### Task prompt
Start at the line that contains "Output the text content of this document." in the listing below and extract every line through the last, exactly; leave pictures out.

----------

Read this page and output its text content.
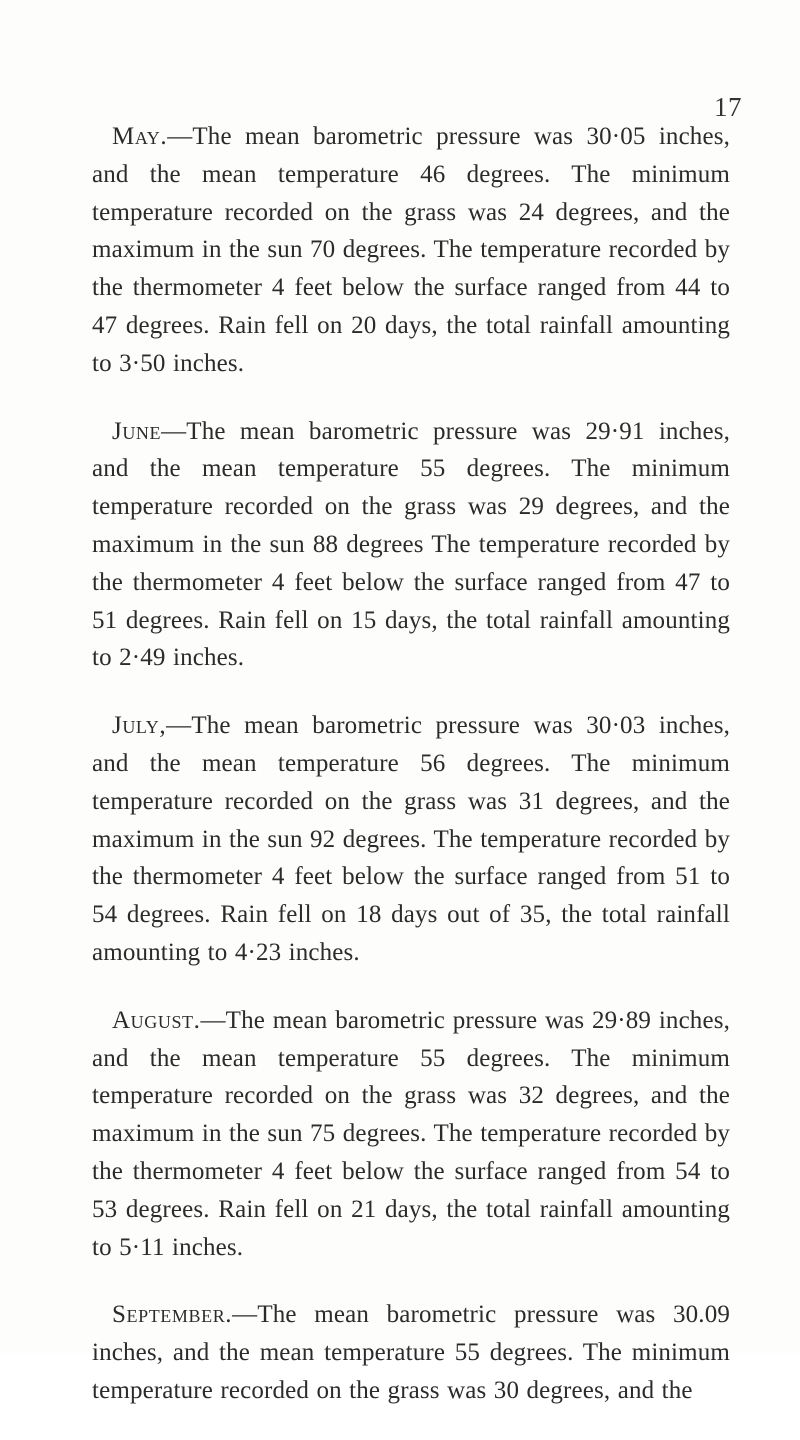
17

May.—The mean barometric pressure was 30·05 inches, and the mean temperature 46 degrees. The minimum temperature recorded on the grass was 24 degrees, and the maximum in the sun 70 degrees. The temperature recorded by the thermometer 4 feet below the surface ranged from 44 to 47 degrees. Rain fell on 20 days, the total rainfall amounting to 3·50 inches.

June—The mean barometric pressure was 29·91 inches, and the mean temperature 55 degrees. The minimum temperature recorded on the grass was 29 degrees, and the maximum in the sun 88 degrees The temperature recorded by the thermometer 4 feet below the surface ranged from 47 to 51 degrees. Rain fell on 15 days, the total rainfall amounting to 2·49 inches.

July,—The mean barometric pressure was 30·03 inches, and the mean temperature 56 degrees. The minimum temperature recorded on the grass was 31 degrees, and the maximum in the sun 92 degrees. The temperature recorded by the thermometer 4 feet below the surface ranged from 51 to 54 degrees. Rain fell on 18 days out of 35, the total rainfall amounting to 4·23 inches.

August.—The mean barometric pressure was 29·89 inches, and the mean temperature 55 degrees. The minimum temperature recorded on the grass was 32 degrees, and the maximum in the sun 75 degrees. The temperature recorded by the thermometer 4 feet below the surface ranged from 54 to 53 degrees. Rain fell on 21 days, the total rainfall amounting to 5·11 inches.

September.—The mean barometric pressure was 30.09 inches, and the mean temperature 55 degrees. The minimum temperature recorded on the grass was 30 degrees, and the
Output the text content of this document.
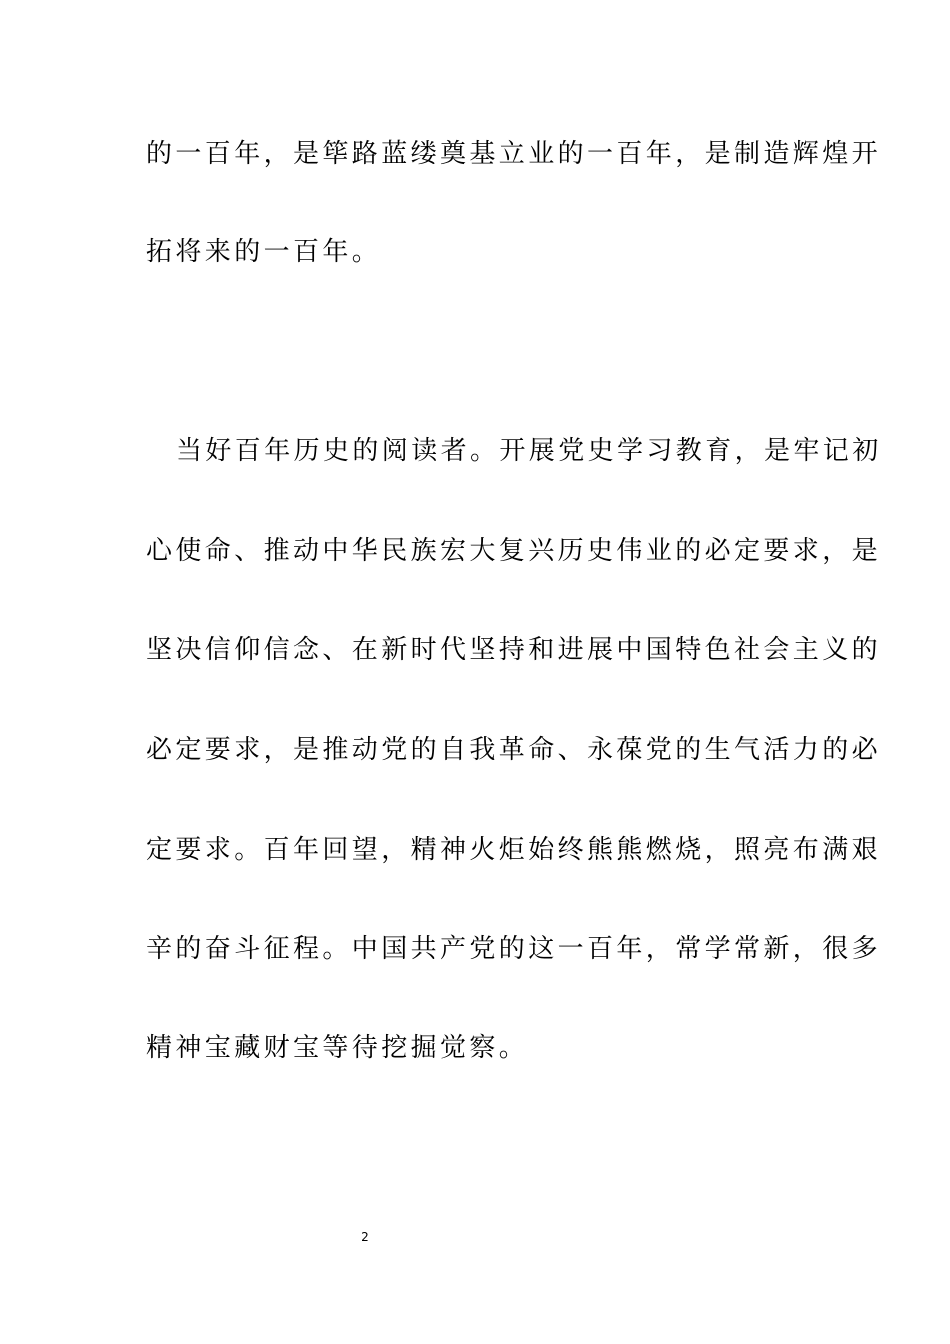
的一百年，是筚路蓝缕奠基立业的一百年，是制造辉煌开
拓将来的一百年。
当好百年历史的阅读者。开展党史学习教育，是牢记初
心使命、推动中华民族宏大复兴历史伟业的必定要求，是
坚决信仰信念、在新时代坚持和进展中国特色社会主义的
必定要求，是推动党的自我革命、永葆党的生气活力的必
定要求。百年回望，精神火炬始终熊熊燃烧，照亮布满艰
辛的奋斗征程。中国共产党的这一百年，常学常新，很多
精神宝藏财宝等待挖掘觉察。
2
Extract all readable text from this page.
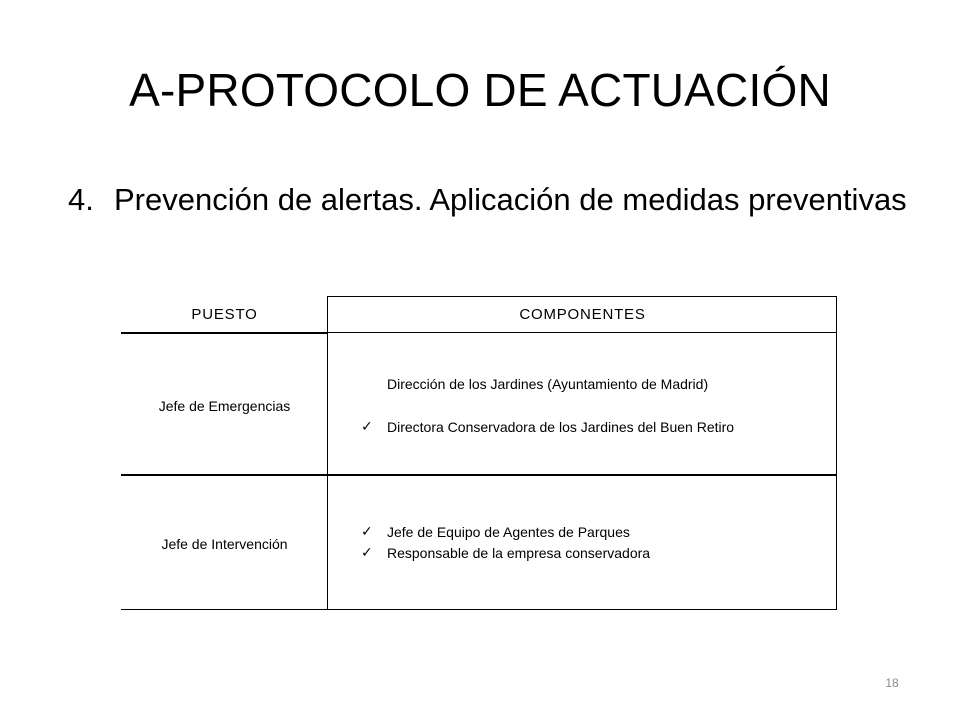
A-PROTOCOLO DE ACTUACIÓN
4. Prevención de alertas. Aplicación de medidas preventivas
PUESTO	COMPONENTES
Jefe de Emergencias
Dirección de los Jardines (Ayuntamiento de Madrid)
✓ Directora Conservadora de los Jardines del Buen Retiro
Jefe de Intervención
✓ Jefe de Equipo de Agentes de Parques
✓ Responsable de la empresa conservadora
18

----------

### Expected answer
Output the text content of this document.
的一百年，是筚路蓝缕奠基立业的一百年，是制造辉煌开
拓将来的一百年。
当好百年历史的阅读者。开展党史学习教育，是牢记初
心使命、推动中华民族宏大复兴历史伟业的必定要求，是
坚决信仰信念、在新时代坚持和进展中国特色社会主义的
必定要求，是推动党的自我革命、永葆党的生气活力的必
定要求。百年回望，精神火炬始终熊熊燃烧，照亮布满艰
辛的奋斗征程。中国共产党的这一百年，常学常新，很多
精神宝藏财宝等待挖掘觉察。
2
Extract all readable text from this page.
A-PROTOCOLO DE ACTUACIÓN
4. Prevención de alertas. Aplicación de medidas preventivas
PUESTO	COMPONENTES
Jefe de Emergencias
Dirección de los Jardines (Ayuntamiento de Madrid)
✓ Directora Conservadora de los Jardines del Buen Retiro
Jefe de Intervención
✓ Jefe de Equipo de Agentes de Parques
✓ Responsable de la empresa conservadora
18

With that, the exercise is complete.